> WORK INSTRUCTIONS:
Search the data for the word "this" and copy every line where it occurs.

> DATA RECORDS:

□ □ □ □ □ □ □

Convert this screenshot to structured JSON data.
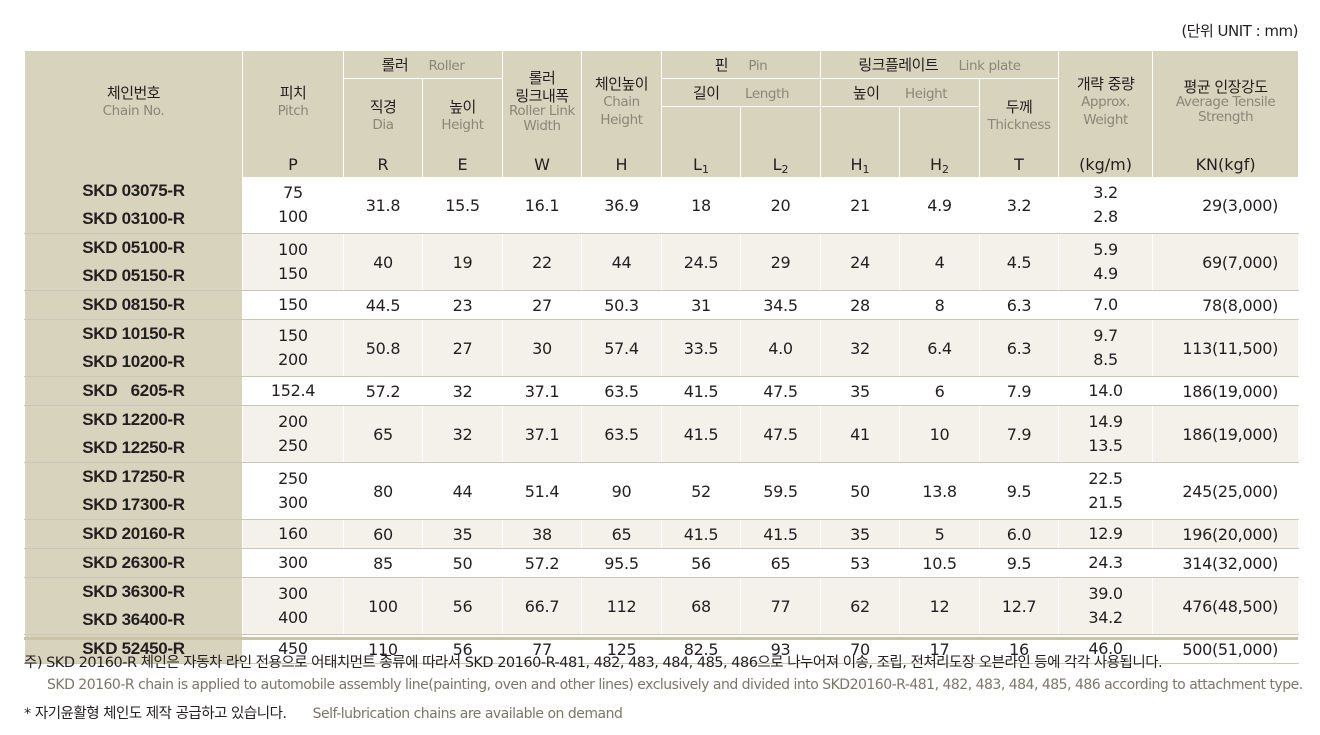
{
  "unit_label": "(단위 UNIT : mm)",
  "header": {
    "chain_no_ko": "체인번호",
    "chain_no_en": "Chain No.",
    "pitch_ko": "피치",
    "pitch_en": "Pitch",
    "pitch_sym": "P",
    "roller_ko": "롤러",
    "roller_en": "Roller",
    "dia_ko": "직경",
    "dia_en": "Dia",
    "dia_sym": "R",
    "rheight_ko": "높이",
    "rheight_en": "Height",
    "rheight_sym": "E",
    "rlw_ko1": "롤러",
    "rlw_ko2": "링크내폭",
    "rlw_en": "Roller Link Width",
    "rlw_sym": "W",
    "ch_ko": "체인높이",
    "ch_en": "Chain Height",
    "ch_sym": "H",
    "pin_ko": "핀",
    "pin_en": "Pin",
    "len_ko": "길이",
    "len_en": "Length",
    "l_sym": "L",
    "sub1": "1",
    "sub2": "2",
    "lp_ko": "링크플레이트",
    "lp_en": "Link plate",
    "lph_ko": "높이",
    "lph_en": "Height",
    "h_sym": "H",
    "th_ko": "두께",
    "th_en": "Thickness",
    "t_sym": "T",
    "wt_ko": "개략 중량",
    "wt_en": "Approx. Weight",
    "wt_unit": "(kg/m)",
    "ts_ko": "평균 인장강도",
    "ts_en": "Average Tensile Strength",
    "ts_unit": "KN(kgf)"
  },
  "rows": [
    {
      "names": [
        "SKD 03075-R",
        "SKD 03100-R"
      ],
      "pitch": [
        "75",
        "100"
      ],
      "dia": "31.8",
      "height": "15.5",
      "width": "16.1",
      "chain_height": "36.9",
      "l1": "18",
      "l2": "20",
      "h1": "21",
      "h2": "4.9",
      "t": "3.2",
      "weight": [
        "3.2",
        "2.8"
      ],
      "strength": "29(3,000)"
    },
    {
      "names": [
        "SKD 05100-R",
        "SKD 05150-R"
      ],
      "pitch": [
        "100",
        "150"
      ],
      "dia": "40",
      "height": "19",
      "width": "22",
      "chain_height": "44",
      "l1": "24.5",
      "l2": "29",
      "h1": "24",
      "h2": "4",
      "t": "4.5",
      "weight": [
        "5.9",
        "4.9"
      ],
      "strength": "69(7,000)"
    },
    {
      "names": [
        "SKD 08150-R"
      ],
      "pitch": [
        "150"
      ],
      "dia": "44.5",
      "height": "23",
      "width": "27",
      "chain_height": "50.3",
      "l1": "31",
      "l2": "34.5",
      "h1": "28",
      "h2": "8",
      "t": "6.3",
      "weight": [
        "7.0"
      ],
      "strength": "78(8,000)"
    },
    {
      "names": [
        "SKD 10150-R",
        "SKD 10200-R"
      ],
      "pitch": [
        "150",
        "200"
      ],
      "dia": "50.8",
      "height": "27",
      "width": "30",
      "chain_height": "57.4",
      "l1": "33.5",
      "l2": "4.0",
      "h1": "32",
      "h2": "6.4",
      "t": "6.3",
      "weight": [
        "9.7",
        "8.5"
      ],
      "strength": "113(11,500)"
    },
    {
      "names": [
        "SKD   6205-R"
      ],
      "pitch": [
        "152.4"
      ],
      "dia": "57.2",
      "height": "32",
      "width": "37.1",
      "chain_height": "63.5",
      "l1": "41.5",
      "l2": "47.5",
      "h1": "35",
      "h2": "6",
      "t": "7.9",
      "weight": [
        "14.0"
      ],
      "strength": "186(19,000)"
    },
    {
      "names": [
        "SKD 12200-R",
        "SKD 12250-R"
      ],
      "pitch": [
        "200",
        "250"
      ],
      "dia": "65",
      "height": "32",
      "width": "37.1",
      "chain_height": "63.5",
      "l1": "41.5",
      "l2": "47.5",
      "h1": "41",
      "h2": "10",
      "t": "7.9",
      "weight": [
        "14.9",
        "13.5"
      ],
      "strength": "186(19,000)"
    },
    {
      "names": [
        "SKD 17250-R",
        "SKD 17300-R"
      ],
      "pitch": [
        "250",
        "300"
      ],
      "dia": "80",
      "height": "44",
      "width": "51.4",
      "chain_height": "90",
      "l1": "52",
      "l2": "59.5",
      "h1": "50",
      "h2": "13.8",
      "t": "9.5",
      "weight": [
        "22.5",
        "21.5"
      ],
      "strength": "245(25,000)"
    },
    {
      "names": [
        "SKD 20160-R"
      ],
      "pitch": [
        "160"
      ],
      "dia": "60",
      "height": "35",
      "width": "38",
      "chain_height": "65",
      "l1": "41.5",
      "l2": "41.5",
      "h1": "35",
      "h2": "5",
      "t": "6.0",
      "weight": [
        "12.9"
      ],
      "strength": "196(20,000)"
    },
    {
      "names": [
        "SKD 26300-R"
      ],
      "pitch": [
        "300"
      ],
      "dia": "85",
      "height": "50",
      "width": "57.2",
      "chain_height": "95.5",
      "l1": "56",
      "l2": "65",
      "h1": "53",
      "h2": "10.5",
      "t": "9.5",
      "weight": [
        "24.3"
      ],
      "strength": "314(32,000)"
    },
    {
      "names": [
        "SKD 36300-R",
        "SKD 36400-R"
      ],
      "pitch": [
        "300",
        "400"
      ],
      "dia": "100",
      "height": "56",
      "width": "66.7",
      "chain_height": "112",
      "l1": "68",
      "l2": "77",
      "h1": "62",
      "h2": "12",
      "t": "12.7",
      "weight": [
        "39.0",
        "34.2"
      ],
      "strength": "476(48,500)"
    },
    {
      "names": [
        "SKD 52450-R"
      ],
      "pitch": [
        "450"
      ],
      "dia": "110",
      "height": "56",
      "width": "77",
      "chain_height": "125",
      "l1": "82.5",
      "l2": "93",
      "h1": "70",
      "h2": "17",
      "t": "16",
      "weight": [
        "46.0"
      ],
      "strength": "500(51,000)"
    }
  ],
  "notes": {
    "ko_main": "주) SKD 20160-R 체인은 자동차 라인 전용으로 어태치먼트 종류에 따라서 SKD 20160-R-481, 482, 483, 484, 485, 486으로 나누어져 이송, 조립, 전처리도장 오븐라인 등에 각각 사용됩니다.",
    "en_main": "SKD 20160-R chain is applied to automobile assembly line(painting, oven and other lines) exclusively and divided into SKD20160-R-481, 482, 483, 484, 485, 486 according to attachment type.",
    "ko_self": "* 자기윤활형 체인도 제작 공급하고 있습니다.",
    "en_self": "Self-lubrication chains are available on demand"
  }
}
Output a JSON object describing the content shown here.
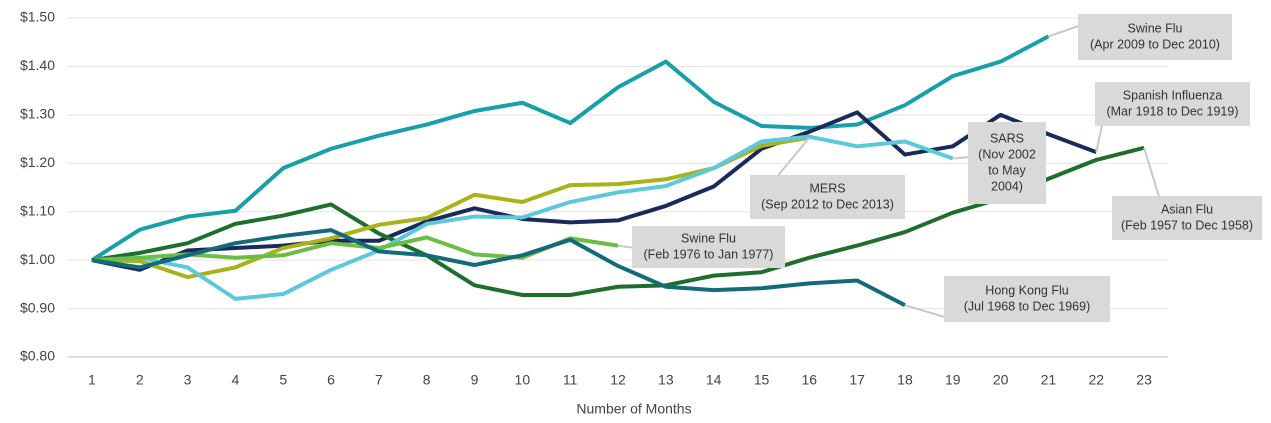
{
  "chart_data": {
    "type": "line",
    "x_label": "Number of Months",
    "x": [
      1,
      2,
      3,
      4,
      5,
      6,
      7,
      8,
      9,
      10,
      11,
      12,
      13,
      14,
      15,
      16,
      17,
      18,
      19,
      20,
      21,
      22,
      23
    ],
    "xlim": [
      0.5,
      23.5
    ],
    "xticks": [
      1,
      2,
      3,
      4,
      5,
      6,
      7,
      8,
      9,
      10,
      11,
      12,
      13,
      14,
      15,
      16,
      17,
      18,
      19,
      20,
      21,
      22,
      23
    ],
    "ylim": [
      0.8,
      1.5
    ],
    "yticks": [
      {
        "value": 0.8,
        "label": "$0.80"
      },
      {
        "value": 0.9,
        "label": "$0.90"
      },
      {
        "value": 1.0,
        "label": "$1.00"
      },
      {
        "value": 1.1,
        "label": "$1.10"
      },
      {
        "value": 1.2,
        "label": "$1.20"
      },
      {
        "value": 1.3,
        "label": "$1.30"
      },
      {
        "value": 1.4,
        "label": "$1.40"
      },
      {
        "value": 1.5,
        "label": "$1.50"
      }
    ],
    "grid": true,
    "series": [
      {
        "name": "Swine Flu",
        "label_lines": [
          "(Apr 2009 to Dec 2010)"
        ],
        "color": "#17a0ab",
        "values": [
          1.0,
          1.063,
          1.09,
          1.102,
          1.19,
          1.23,
          1.257,
          1.28,
          1.308,
          1.325,
          1.283,
          1.357,
          1.41,
          1.327,
          1.277,
          1.273,
          1.28,
          1.32,
          1.38,
          1.41,
          1.462,
          null,
          null
        ]
      },
      {
        "name": "Spanish Influenza",
        "label_lines": [
          "(Mar 1918 to Dec 1919)"
        ],
        "color": "#1b2a5c",
        "values": [
          1.0,
          0.98,
          1.02,
          1.025,
          1.03,
          1.04,
          1.04,
          1.08,
          1.107,
          1.085,
          1.078,
          1.082,
          1.112,
          1.152,
          1.23,
          1.265,
          1.305,
          1.218,
          1.235,
          1.3,
          1.26,
          1.223,
          null
        ]
      },
      {
        "name": "Asian Flu",
        "label_lines": [
          "(Feb 1957 to Dec 1958)"
        ],
        "color": "#1e6e2e",
        "values": [
          1.0,
          1.015,
          1.035,
          1.075,
          1.092,
          1.115,
          1.055,
          1.01,
          0.948,
          0.928,
          0.928,
          0.945,
          0.948,
          0.968,
          0.975,
          1.005,
          1.03,
          1.058,
          1.098,
          1.127,
          1.168,
          1.207,
          1.232
        ]
      },
      {
        "name": "MERS",
        "label_lines": [
          "(Sep 2012 to Dec 2013)"
        ],
        "color": "#a8b31a",
        "values": [
          1.0,
          0.998,
          0.965,
          0.985,
          1.025,
          1.045,
          1.073,
          1.087,
          1.135,
          1.12,
          1.155,
          1.157,
          1.167,
          1.19,
          1.236,
          1.253,
          null,
          null,
          null,
          null,
          null,
          null,
          null
        ]
      },
      {
        "name": "SARS",
        "label_lines": [
          "(Nov 2002",
          "to May",
          "2004)"
        ],
        "color": "#5bc8dc",
        "values": [
          1.0,
          1.005,
          0.985,
          0.92,
          0.93,
          0.98,
          1.02,
          1.075,
          1.09,
          1.088,
          1.12,
          1.14,
          1.153,
          1.19,
          1.245,
          1.255,
          1.235,
          1.245,
          1.21,
          null,
          null,
          null,
          null
        ]
      },
      {
        "name": "Swine Flu",
        "label_lines": [
          "(Feb 1976 to Jan 1977)"
        ],
        "color": "#6dbd45",
        "values": [
          1.0,
          1.005,
          1.012,
          1.005,
          1.01,
          1.035,
          1.025,
          1.047,
          1.012,
          1.005,
          1.045,
          1.03,
          null,
          null,
          null,
          null,
          null,
          null,
          null,
          null,
          null,
          null,
          null
        ]
      },
      {
        "name": "Hong Kong Flu",
        "label_lines": [
          "(Jul 1968 to Dec 1969)"
        ],
        "color": "#136a7a",
        "values": [
          1.0,
          0.985,
          1.01,
          1.035,
          1.05,
          1.062,
          1.018,
          1.01,
          0.99,
          1.01,
          1.042,
          0.988,
          0.945,
          0.938,
          0.942,
          0.952,
          0.958,
          0.907,
          null,
          null,
          null,
          null,
          null
        ]
      }
    ]
  }
}
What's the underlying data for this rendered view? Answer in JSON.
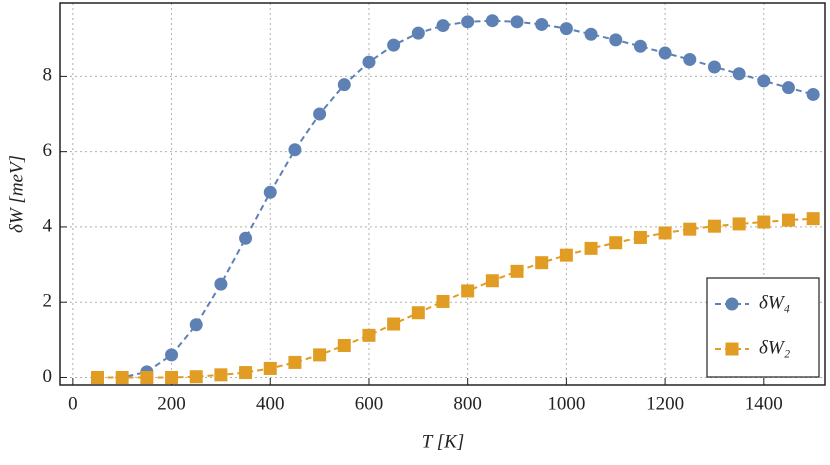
{
  "chart_data": {
    "type": "line",
    "xlabel": "T [K]",
    "ylabel": "δW [meV]",
    "x": [
      50,
      100,
      150,
      200,
      250,
      300,
      350,
      400,
      450,
      500,
      550,
      600,
      650,
      700,
      750,
      800,
      850,
      900,
      950,
      1000,
      1050,
      1100,
      1150,
      1200,
      1250,
      1300,
      1350,
      1400,
      1450,
      1500
    ],
    "series": [
      {
        "name": "δW₄",
        "color": "#5e81b5",
        "marker": "circle",
        "values": [
          0,
          0,
          0.15,
          0.6,
          1.4,
          2.48,
          3.7,
          4.92,
          6.05,
          7.0,
          7.78,
          8.38,
          8.83,
          9.15,
          9.35,
          9.45,
          9.48,
          9.45,
          9.38,
          9.27,
          9.12,
          8.97,
          8.8,
          8.62,
          8.45,
          8.25,
          8.07,
          7.88,
          7.7,
          7.52
        ]
      },
      {
        "name": "δW₂",
        "color": "#e19c24",
        "marker": "square",
        "values": [
          0,
          0,
          0,
          0,
          0.02,
          0.07,
          0.13,
          0.24,
          0.4,
          0.6,
          0.85,
          1.12,
          1.42,
          1.72,
          2.02,
          2.3,
          2.57,
          2.82,
          3.05,
          3.25,
          3.43,
          3.58,
          3.72,
          3.84,
          3.94,
          4.02,
          4.08,
          4.13,
          4.18,
          4.22
        ]
      }
    ],
    "xlim": [
      -26,
      1524
    ],
    "ylim": [
      -0.2,
      9.95
    ],
    "xticks": [
      0,
      200,
      400,
      600,
      800,
      1000,
      1200,
      1400
    ],
    "yticks": [
      0,
      2,
      4,
      6,
      8
    ],
    "grid": true,
    "legend": "lower right"
  }
}
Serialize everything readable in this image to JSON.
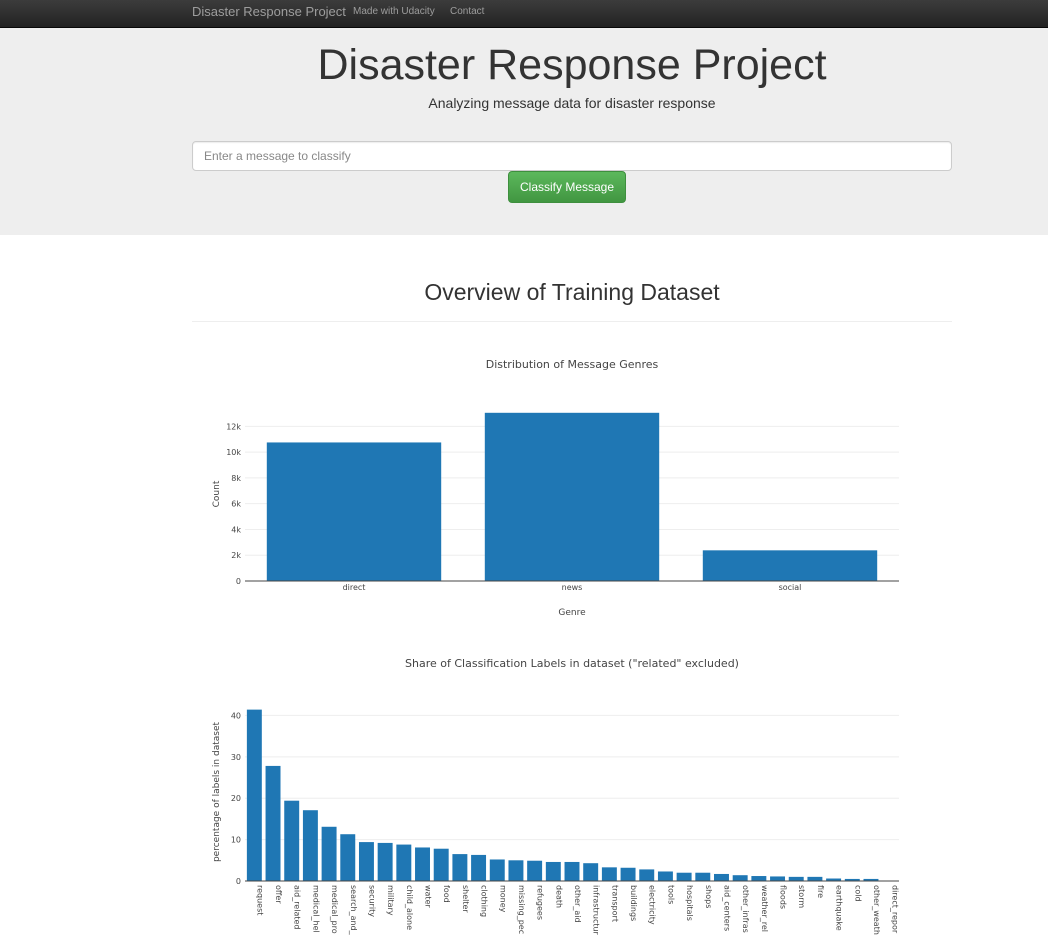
{
  "navbar": {
    "brand": "Disaster Response Project",
    "links": [
      "Made with Udacity",
      "Contact"
    ]
  },
  "header": {
    "title": "Disaster Response Project",
    "subtitle": "Analyzing message data for disaster response"
  },
  "classify_form": {
    "placeholder": "Enter a message to classify",
    "button_label": "Classify Message"
  },
  "overview": {
    "title": "Overview of Training Dataset"
  },
  "colors": {
    "bar": "#1f77b4",
    "button": "#5cb85c",
    "navbar": "#222222",
    "jumbotron": "#eeeeee"
  },
  "chart_data": [
    {
      "type": "bar",
      "title": "Distribution of Message Genres",
      "xlabel": "Genre",
      "ylabel": "Count",
      "categories": [
        "direct",
        "news",
        "social"
      ],
      "values": [
        10750,
        13050,
        2380
      ],
      "ylim": [
        0,
        13500
      ],
      "yticks": [
        0,
        2000,
        4000,
        6000,
        8000,
        10000,
        12000
      ],
      "ytick_labels": [
        "0",
        "2k",
        "4k",
        "6k",
        "8k",
        "10k",
        "12k"
      ],
      "grid": true
    },
    {
      "type": "bar",
      "title": "Share of Classification Labels in dataset (\"related\" excluded)",
      "xlabel": "",
      "ylabel": "percentage of labels in dataset",
      "categories": [
        "request",
        "offer",
        "aid_related",
        "medical_hel",
        "medical_pro",
        "search_and_",
        "security",
        "military",
        "child_alone",
        "water",
        "food",
        "shelter",
        "clothing",
        "money",
        "missing_pec",
        "refugees",
        "death",
        "other_aid",
        "infrastructur",
        "transport",
        "buildings",
        "electricity",
        "tools",
        "hospitals",
        "shops",
        "aid_centers",
        "other_infras",
        "weather_rel",
        "floods",
        "storm",
        "fire",
        "earthquake",
        "cold",
        "other_weath",
        "direct_repor"
      ],
      "values": [
        41.4,
        27.8,
        19.4,
        17.1,
        13.1,
        11.3,
        9.4,
        9.2,
        8.8,
        8.1,
        7.8,
        6.5,
        6.3,
        5.2,
        5.0,
        4.9,
        4.6,
        4.6,
        4.3,
        3.3,
        3.2,
        2.8,
        2.3,
        2.0,
        2.0,
        1.7,
        1.4,
        1.2,
        1.1,
        1.0,
        1.0,
        0.6,
        0.5,
        0.5,
        0.1
      ],
      "ylim": [
        0,
        43
      ],
      "yticks": [
        0,
        10,
        20,
        30,
        40
      ],
      "ytick_labels": [
        "0",
        "10",
        "20",
        "30",
        "40"
      ],
      "grid": true
    }
  ]
}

□ □ □ □ □ □ □

> FULL ANSWER:
Convert this screenshot to structured JSON data.
What's the underlying data for this rendered view? Answer in JSON.
Serialize everything readable in this image to JSON.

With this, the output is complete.